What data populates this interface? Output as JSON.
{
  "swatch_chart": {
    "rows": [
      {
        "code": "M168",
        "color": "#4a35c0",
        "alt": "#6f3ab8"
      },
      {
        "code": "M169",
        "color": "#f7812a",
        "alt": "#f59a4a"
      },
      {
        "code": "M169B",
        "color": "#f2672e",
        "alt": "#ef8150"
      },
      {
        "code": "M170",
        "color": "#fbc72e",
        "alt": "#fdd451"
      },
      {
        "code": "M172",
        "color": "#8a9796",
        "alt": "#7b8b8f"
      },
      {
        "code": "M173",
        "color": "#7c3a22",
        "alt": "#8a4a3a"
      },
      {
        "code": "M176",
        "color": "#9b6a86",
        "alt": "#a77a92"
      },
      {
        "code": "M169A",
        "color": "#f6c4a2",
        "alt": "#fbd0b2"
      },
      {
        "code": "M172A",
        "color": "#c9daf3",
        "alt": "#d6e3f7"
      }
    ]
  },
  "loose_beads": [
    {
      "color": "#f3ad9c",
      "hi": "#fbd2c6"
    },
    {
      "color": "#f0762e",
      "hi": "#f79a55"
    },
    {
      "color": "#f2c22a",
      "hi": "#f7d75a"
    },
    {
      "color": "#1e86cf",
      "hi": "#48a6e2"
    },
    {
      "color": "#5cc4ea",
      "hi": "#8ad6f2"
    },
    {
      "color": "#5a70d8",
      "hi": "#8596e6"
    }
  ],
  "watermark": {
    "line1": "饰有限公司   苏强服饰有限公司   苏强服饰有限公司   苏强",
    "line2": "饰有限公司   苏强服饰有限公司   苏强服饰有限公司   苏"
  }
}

....

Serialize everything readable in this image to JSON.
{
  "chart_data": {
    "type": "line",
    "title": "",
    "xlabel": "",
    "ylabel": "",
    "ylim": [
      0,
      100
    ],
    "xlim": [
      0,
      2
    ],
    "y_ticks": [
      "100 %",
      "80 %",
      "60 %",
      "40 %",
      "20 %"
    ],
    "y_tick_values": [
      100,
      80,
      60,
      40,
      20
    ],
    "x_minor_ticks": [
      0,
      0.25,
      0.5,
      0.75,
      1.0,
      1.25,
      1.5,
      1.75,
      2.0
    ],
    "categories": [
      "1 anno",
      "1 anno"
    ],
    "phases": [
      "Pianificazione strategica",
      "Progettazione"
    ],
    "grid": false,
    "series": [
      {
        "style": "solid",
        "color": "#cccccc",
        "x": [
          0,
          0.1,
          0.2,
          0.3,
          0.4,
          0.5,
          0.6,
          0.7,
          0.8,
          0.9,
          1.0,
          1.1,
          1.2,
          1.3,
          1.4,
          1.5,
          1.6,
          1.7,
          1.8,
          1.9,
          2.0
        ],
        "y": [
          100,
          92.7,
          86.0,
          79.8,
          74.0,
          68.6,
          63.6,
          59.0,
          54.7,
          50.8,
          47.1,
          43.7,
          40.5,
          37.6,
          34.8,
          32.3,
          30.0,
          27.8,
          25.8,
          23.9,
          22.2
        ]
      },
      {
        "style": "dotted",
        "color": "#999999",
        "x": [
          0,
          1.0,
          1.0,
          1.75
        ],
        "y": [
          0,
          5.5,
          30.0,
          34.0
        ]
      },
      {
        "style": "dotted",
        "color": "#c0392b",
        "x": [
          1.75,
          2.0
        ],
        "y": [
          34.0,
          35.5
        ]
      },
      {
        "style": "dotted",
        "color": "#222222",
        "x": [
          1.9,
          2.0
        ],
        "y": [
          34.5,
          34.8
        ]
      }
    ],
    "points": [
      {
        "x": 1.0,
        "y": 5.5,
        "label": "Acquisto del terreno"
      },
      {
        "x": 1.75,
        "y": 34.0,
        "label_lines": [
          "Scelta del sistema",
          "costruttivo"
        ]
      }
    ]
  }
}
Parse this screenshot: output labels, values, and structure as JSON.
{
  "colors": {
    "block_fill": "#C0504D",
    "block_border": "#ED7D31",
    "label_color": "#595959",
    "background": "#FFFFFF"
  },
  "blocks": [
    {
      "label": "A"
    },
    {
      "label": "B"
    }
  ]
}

....

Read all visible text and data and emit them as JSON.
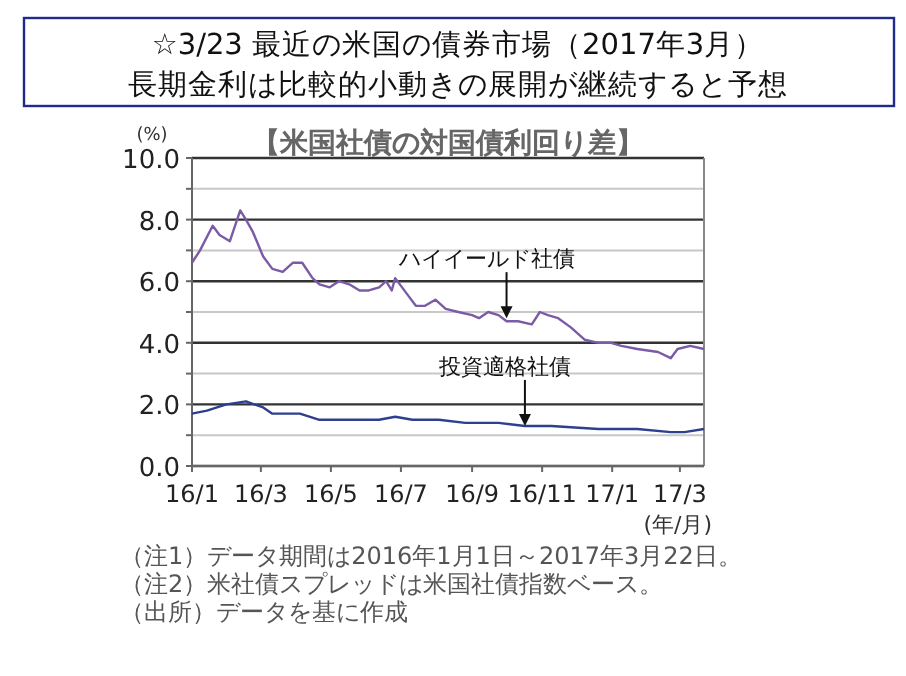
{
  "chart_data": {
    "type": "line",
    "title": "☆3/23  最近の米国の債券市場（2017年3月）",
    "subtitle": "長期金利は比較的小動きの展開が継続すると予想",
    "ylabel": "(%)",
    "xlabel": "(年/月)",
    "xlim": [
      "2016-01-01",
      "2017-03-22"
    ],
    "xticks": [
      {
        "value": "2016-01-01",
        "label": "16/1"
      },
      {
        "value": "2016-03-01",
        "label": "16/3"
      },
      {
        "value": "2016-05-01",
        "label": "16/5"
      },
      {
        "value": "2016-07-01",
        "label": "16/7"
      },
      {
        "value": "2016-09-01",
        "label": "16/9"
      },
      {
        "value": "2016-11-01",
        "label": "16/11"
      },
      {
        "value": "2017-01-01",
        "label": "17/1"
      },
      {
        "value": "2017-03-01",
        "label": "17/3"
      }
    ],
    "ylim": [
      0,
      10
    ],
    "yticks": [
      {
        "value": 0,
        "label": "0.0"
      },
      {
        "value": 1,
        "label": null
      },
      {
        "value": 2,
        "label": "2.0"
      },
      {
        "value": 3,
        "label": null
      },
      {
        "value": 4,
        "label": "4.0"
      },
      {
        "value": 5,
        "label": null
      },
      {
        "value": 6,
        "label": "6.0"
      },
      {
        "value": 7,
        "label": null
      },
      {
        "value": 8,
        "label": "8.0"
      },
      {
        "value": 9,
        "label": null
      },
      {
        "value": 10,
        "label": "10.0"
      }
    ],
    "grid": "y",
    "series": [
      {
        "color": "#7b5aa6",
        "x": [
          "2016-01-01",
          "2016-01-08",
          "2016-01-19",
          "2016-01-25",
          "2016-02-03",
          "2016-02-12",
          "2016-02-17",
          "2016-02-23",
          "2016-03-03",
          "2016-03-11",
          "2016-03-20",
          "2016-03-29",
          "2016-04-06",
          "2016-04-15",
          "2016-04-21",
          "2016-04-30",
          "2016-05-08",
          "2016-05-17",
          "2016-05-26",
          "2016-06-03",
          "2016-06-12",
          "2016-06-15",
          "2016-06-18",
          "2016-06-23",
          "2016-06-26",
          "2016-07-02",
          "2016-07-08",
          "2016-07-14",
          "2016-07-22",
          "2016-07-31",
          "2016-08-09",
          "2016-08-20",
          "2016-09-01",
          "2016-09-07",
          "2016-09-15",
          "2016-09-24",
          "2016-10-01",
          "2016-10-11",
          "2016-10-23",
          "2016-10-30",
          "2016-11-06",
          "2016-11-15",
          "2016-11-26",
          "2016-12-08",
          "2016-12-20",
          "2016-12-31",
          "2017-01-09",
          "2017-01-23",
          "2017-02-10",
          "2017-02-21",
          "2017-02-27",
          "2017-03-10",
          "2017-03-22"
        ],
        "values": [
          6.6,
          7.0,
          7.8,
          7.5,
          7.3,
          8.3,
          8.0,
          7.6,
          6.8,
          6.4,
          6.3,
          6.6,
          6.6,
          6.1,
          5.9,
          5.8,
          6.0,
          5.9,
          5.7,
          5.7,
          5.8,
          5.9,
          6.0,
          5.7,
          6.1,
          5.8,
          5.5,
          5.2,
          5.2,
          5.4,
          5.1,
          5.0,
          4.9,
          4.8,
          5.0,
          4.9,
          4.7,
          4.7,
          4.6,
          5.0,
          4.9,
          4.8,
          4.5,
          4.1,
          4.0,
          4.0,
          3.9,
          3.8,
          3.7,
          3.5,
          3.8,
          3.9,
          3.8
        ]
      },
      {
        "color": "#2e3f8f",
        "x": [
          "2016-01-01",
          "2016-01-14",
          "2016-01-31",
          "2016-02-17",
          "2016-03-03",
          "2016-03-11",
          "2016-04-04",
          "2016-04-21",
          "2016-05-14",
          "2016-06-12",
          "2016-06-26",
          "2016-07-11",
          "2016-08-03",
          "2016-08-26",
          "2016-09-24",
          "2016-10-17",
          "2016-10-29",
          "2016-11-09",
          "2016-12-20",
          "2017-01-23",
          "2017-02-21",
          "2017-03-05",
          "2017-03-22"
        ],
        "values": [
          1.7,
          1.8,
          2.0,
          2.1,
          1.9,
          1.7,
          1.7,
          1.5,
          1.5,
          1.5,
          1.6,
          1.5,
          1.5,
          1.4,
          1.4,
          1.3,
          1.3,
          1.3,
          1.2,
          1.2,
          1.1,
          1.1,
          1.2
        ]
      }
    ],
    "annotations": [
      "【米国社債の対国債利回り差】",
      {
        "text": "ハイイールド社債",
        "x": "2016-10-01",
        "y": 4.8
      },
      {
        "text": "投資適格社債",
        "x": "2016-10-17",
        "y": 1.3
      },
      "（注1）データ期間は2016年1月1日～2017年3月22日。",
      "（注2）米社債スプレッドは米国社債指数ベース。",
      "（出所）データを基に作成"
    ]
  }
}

....

→ What is being asked:
Using the listing, copy every line where the word "this" shows up.

→ Response to the exercise:
What data populates this interface? Output as JSON.
Serialize everything readable in this image to JSON.
Parse this screenshot: output labels, values, and structure as JSON.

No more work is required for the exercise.